Exercise material:
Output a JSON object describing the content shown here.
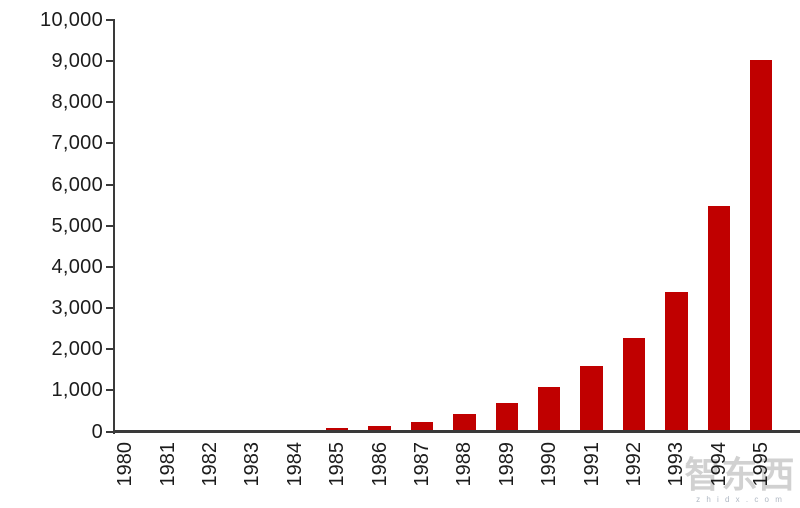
{
  "chart_data": {
    "type": "bar",
    "title": "",
    "xlabel": "",
    "ylabel": "",
    "categories": [
      "1980",
      "1981",
      "1982",
      "1983",
      "1984",
      "1985",
      "1986",
      "1987",
      "1988",
      "1989",
      "1990",
      "1991",
      "1992",
      "1993",
      "1994",
      "1995"
    ],
    "values": [
      2,
      3,
      6,
      12,
      42,
      86,
      140,
      240,
      420,
      700,
      1080,
      1590,
      2280,
      3400,
      5490,
      9030
    ],
    "ylim": [
      0,
      10000
    ],
    "ytick_interval": 1000,
    "ytick_labels": [
      "0",
      "1,000",
      "2,000",
      "3,000",
      "4,000",
      "5,000",
      "6,000",
      "7,000",
      "8,000",
      "9,000",
      "10,000"
    ],
    "grid": false,
    "legend": false,
    "bar_color": "#C00000"
  },
  "colors": {
    "bar": "#C00000",
    "axis": "#3a3a3a",
    "label": "#1c1c1c",
    "watermark": "#acacac",
    "background": "#ffffff"
  },
  "watermark": {
    "brand_text": "智东西",
    "sub_text": "z h i d x . c o m"
  }
}
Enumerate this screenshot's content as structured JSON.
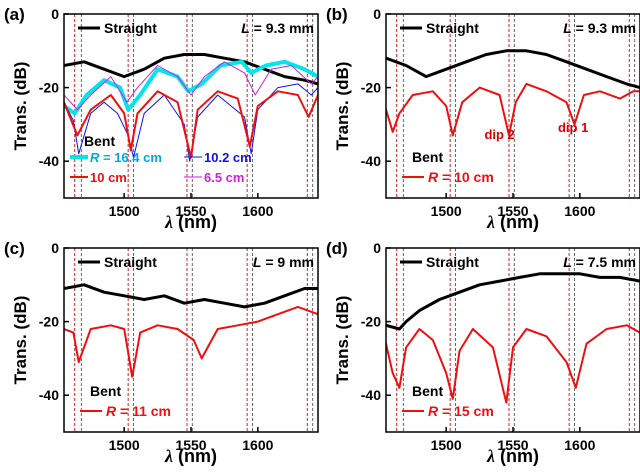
{
  "figure": {
    "description_panels": 4
  },
  "chart_data": [
    {
      "panel_label": "(a)",
      "type": "line",
      "xlabel_symbol": "λ",
      "xlabel_unit": "(nm)",
      "ylabel": "Trans. (dB)",
      "xlim": [
        1455,
        1645
      ],
      "ylim": [
        -50,
        0
      ],
      "xticks": [
        1500,
        1550,
        1600
      ],
      "yticks": [
        -40,
        -20,
        0
      ],
      "length_label": "L = 9.3 mm",
      "length_prefix": "L",
      "length_value": "= 9.3 mm",
      "bent_label": "Bent",
      "dashed_reference_lines": [
        1463,
        1468,
        1503,
        1507,
        1547,
        1551,
        1592,
        1596,
        1637,
        1641
      ],
      "series": [
        {
          "name": "Straight",
          "color": "#000000",
          "width": 3,
          "x": [
            1455,
            1470,
            1485,
            1500,
            1515,
            1530,
            1545,
            1560,
            1575,
            1590,
            1605,
            1620,
            1635,
            1645
          ],
          "y": [
            -14,
            -13,
            -15,
            -17,
            -15,
            -12,
            -11,
            -11,
            -12,
            -13,
            -15,
            -17,
            -18,
            -19
          ]
        },
        {
          "name": "R = 16.4 cm",
          "color": "#00e5ee",
          "width": 4,
          "x": [
            1455,
            1463,
            1472,
            1485,
            1497,
            1503,
            1512,
            1525,
            1540,
            1548,
            1558,
            1572,
            1588,
            1595,
            1606,
            1620,
            1635,
            1645
          ],
          "y": [
            -25,
            -27,
            -22,
            -18,
            -20,
            -26,
            -22,
            -15,
            -17,
            -21,
            -19,
            -14,
            -13,
            -16,
            -14,
            -13,
            -15,
            -17
          ]
        },
        {
          "name": "10.2 cm",
          "color": "#1010ee",
          "width": 1,
          "x": [
            1455,
            1462,
            1466,
            1475,
            1485,
            1495,
            1503,
            1507,
            1515,
            1530,
            1545,
            1549,
            1555,
            1570,
            1590,
            1595,
            1600,
            1615,
            1630,
            1640,
            1645
          ],
          "y": [
            -24,
            -29,
            -38,
            -27,
            -24,
            -27,
            -33,
            -39,
            -27,
            -22,
            -30,
            -40,
            -28,
            -22,
            -28,
            -38,
            -26,
            -20,
            -19,
            -22,
            -20
          ]
        },
        {
          "name": "10 cm",
          "color": "#ee1010",
          "width": 2,
          "x": [
            1455,
            1465,
            1475,
            1490,
            1500,
            1505,
            1510,
            1525,
            1540,
            1550,
            1555,
            1570,
            1585,
            1594,
            1600,
            1615,
            1630,
            1638,
            1645
          ],
          "y": [
            -24,
            -33,
            -26,
            -22,
            -27,
            -37,
            -27,
            -21,
            -24,
            -39,
            -26,
            -21,
            -23,
            -36,
            -25,
            -21,
            -22,
            -28,
            -22
          ]
        },
        {
          "name": "6.5 cm",
          "color": "#cc22dd",
          "width": 1,
          "x": [
            1455,
            1465,
            1475,
            1490,
            1502,
            1510,
            1525,
            1540,
            1550,
            1560,
            1575,
            1590,
            1598,
            1610,
            1625,
            1640,
            1645
          ],
          "y": [
            -22,
            -26,
            -22,
            -17,
            -24,
            -20,
            -14,
            -17,
            -22,
            -17,
            -13,
            -16,
            -22,
            -15,
            -14,
            -19,
            -17
          ]
        }
      ],
      "legend_rows": [
        {
          "label": "R = 16.4 cm",
          "prefix": "R",
          "value": " = 16.4 cm",
          "color": "#00e5ee",
          "width": 4,
          "label_color": "#00aadd"
        },
        {
          "label": "10.2 cm",
          "prefix": "",
          "value": "10.2 cm",
          "color": "#1010ee",
          "width": 1,
          "label_color": "#1010ee"
        },
        {
          "label": "10 cm",
          "prefix": "",
          "value": "10 cm",
          "color": "#ee1010",
          "width": 2,
          "label_color": "#ee1010"
        },
        {
          "label": "6.5 cm",
          "prefix": "",
          "value": "6.5 cm",
          "color": "#cc22dd",
          "width": 1,
          "label_color": "#cc22dd"
        }
      ],
      "annotations": []
    },
    {
      "panel_label": "(b)",
      "type": "line",
      "xlabel_symbol": "λ",
      "xlabel_unit": "(nm)",
      "ylabel": "Trans. (dB)",
      "xlim": [
        1455,
        1645
      ],
      "ylim": [
        -50,
        0
      ],
      "xticks": [
        1500,
        1550,
        1600
      ],
      "yticks": [
        -40,
        -20,
        0
      ],
      "length_label": "L = 9.3 mm",
      "length_prefix": "L",
      "length_value": "= 9.3 mm",
      "bent_label": "Bent",
      "dashed_reference_lines": [
        1463,
        1468,
        1503,
        1507,
        1547,
        1551,
        1592,
        1596,
        1637,
        1641
      ],
      "series": [
        {
          "name": "Straight",
          "color": "#000000",
          "width": 3,
          "x": [
            1455,
            1470,
            1485,
            1500,
            1515,
            1530,
            1545,
            1560,
            1575,
            1590,
            1605,
            1620,
            1635,
            1645
          ],
          "y": [
            -12,
            -14,
            -17,
            -15,
            -13,
            -11,
            -10,
            -10,
            -11,
            -13,
            -15,
            -17,
            -19,
            -20
          ]
        },
        {
          "name": "R = 10 cm",
          "color": "#ee1010",
          "width": 2,
          "x": [
            1455,
            1460,
            1465,
            1475,
            1490,
            1500,
            1505,
            1512,
            1525,
            1540,
            1547,
            1552,
            1560,
            1575,
            1590,
            1596,
            1603,
            1615,
            1630,
            1640,
            1645
          ],
          "y": [
            -26,
            -32,
            -27,
            -22,
            -21,
            -25,
            -33,
            -24,
            -20,
            -22,
            -33,
            -24,
            -19,
            -21,
            -24,
            -30,
            -22,
            -21,
            -23,
            -21,
            -21
          ]
        }
      ],
      "legend_rows": [
        {
          "label": "R = 10 cm",
          "prefix": "R",
          "value": " = 10 cm",
          "color": "#ee1010",
          "width": 2,
          "label_color": "#ee1010"
        }
      ],
      "annotations": [
        {
          "text": "dip 2",
          "x": 1540,
          "y": -34,
          "color": "#dd0000"
        },
        {
          "text": "dip 1",
          "x": 1595,
          "y": -32,
          "color": "#dd0000"
        }
      ]
    },
    {
      "panel_label": "(c)",
      "type": "line",
      "xlabel_symbol": "λ",
      "xlabel_unit": "(nm)",
      "ylabel": "Trans. (dB)",
      "xlim": [
        1455,
        1645
      ],
      "ylim": [
        -50,
        0
      ],
      "xticks": [
        1500,
        1550,
        1600
      ],
      "yticks": [
        -40,
        -20,
        0
      ],
      "length_label": "L = 9 mm",
      "length_prefix": "L",
      "length_value": "= 9 mm",
      "bent_label": "Bent",
      "dashed_reference_lines": [
        1463,
        1468,
        1503,
        1507,
        1547,
        1551,
        1592,
        1596,
        1637,
        1641
      ],
      "series": [
        {
          "name": "Straight",
          "color": "#000000",
          "width": 3,
          "x": [
            1455,
            1470,
            1485,
            1500,
            1515,
            1530,
            1545,
            1560,
            1575,
            1590,
            1605,
            1620,
            1635,
            1645
          ],
          "y": [
            -11,
            -10,
            -12,
            -13,
            -14,
            -13,
            -15,
            -14,
            -15,
            -16,
            -15,
            -13,
            -11,
            -11
          ]
        },
        {
          "name": "R = 11 cm",
          "color": "#ee1010",
          "width": 2,
          "x": [
            1455,
            1462,
            1466,
            1475,
            1490,
            1500,
            1506,
            1512,
            1525,
            1540,
            1552,
            1558,
            1570,
            1585,
            1600,
            1615,
            1630,
            1645
          ],
          "y": [
            -22,
            -23,
            -31,
            -22,
            -21,
            -22,
            -35,
            -23,
            -21,
            -22,
            -25,
            -30,
            -22,
            -21,
            -20,
            -18,
            -16,
            -18
          ]
        }
      ],
      "legend_rows": [
        {
          "label": "R = 11 cm",
          "prefix": "R",
          "value": " = 11 cm",
          "color": "#ee1010",
          "width": 2,
          "label_color": "#ee1010"
        }
      ],
      "annotations": []
    },
    {
      "panel_label": "(d)",
      "type": "line",
      "xlabel_symbol": "λ",
      "xlabel_unit": "(nm)",
      "ylabel": "Trans. (dB)",
      "xlim": [
        1455,
        1645
      ],
      "ylim": [
        -50,
        0
      ],
      "xticks": [
        1500,
        1550,
        1600
      ],
      "yticks": [
        -40,
        -20,
        0
      ],
      "length_label": "L = 7.5 mm",
      "length_prefix": "L",
      "length_value": "= 7.5 mm",
      "bent_label": "Bent",
      "dashed_reference_lines": [
        1463,
        1468,
        1503,
        1507,
        1547,
        1551,
        1592,
        1596,
        1637,
        1641
      ],
      "series": [
        {
          "name": "Straight",
          "color": "#000000",
          "width": 3,
          "x": [
            1455,
            1465,
            1470,
            1480,
            1495,
            1510,
            1525,
            1540,
            1555,
            1570,
            1585,
            1600,
            1615,
            1630,
            1645
          ],
          "y": [
            -21,
            -22,
            -20,
            -17,
            -14,
            -12,
            -10,
            -9,
            -8,
            -7,
            -7,
            -7,
            -8,
            -8,
            -9
          ]
        },
        {
          "name": "R = 15 cm",
          "color": "#ee1010",
          "width": 2,
          "x": [
            1455,
            1460,
            1465,
            1470,
            1480,
            1490,
            1500,
            1505,
            1510,
            1520,
            1535,
            1545,
            1550,
            1560,
            1575,
            1590,
            1597,
            1605,
            1620,
            1635,
            1645
          ],
          "y": [
            -26,
            -34,
            -38,
            -27,
            -22,
            -25,
            -34,
            -41,
            -28,
            -22,
            -27,
            -42,
            -27,
            -22,
            -24,
            -31,
            -38,
            -26,
            -22,
            -21,
            -23
          ]
        }
      ],
      "legend_rows": [
        {
          "label": "R = 15 cm",
          "prefix": "R",
          "value": " = 15 cm",
          "color": "#ee1010",
          "width": 2,
          "label_color": "#ee1010"
        }
      ],
      "annotations": []
    }
  ]
}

Request:
Considering only the records above, state the number of lines that include the word "JSON", with nothing added.

Written reply:
2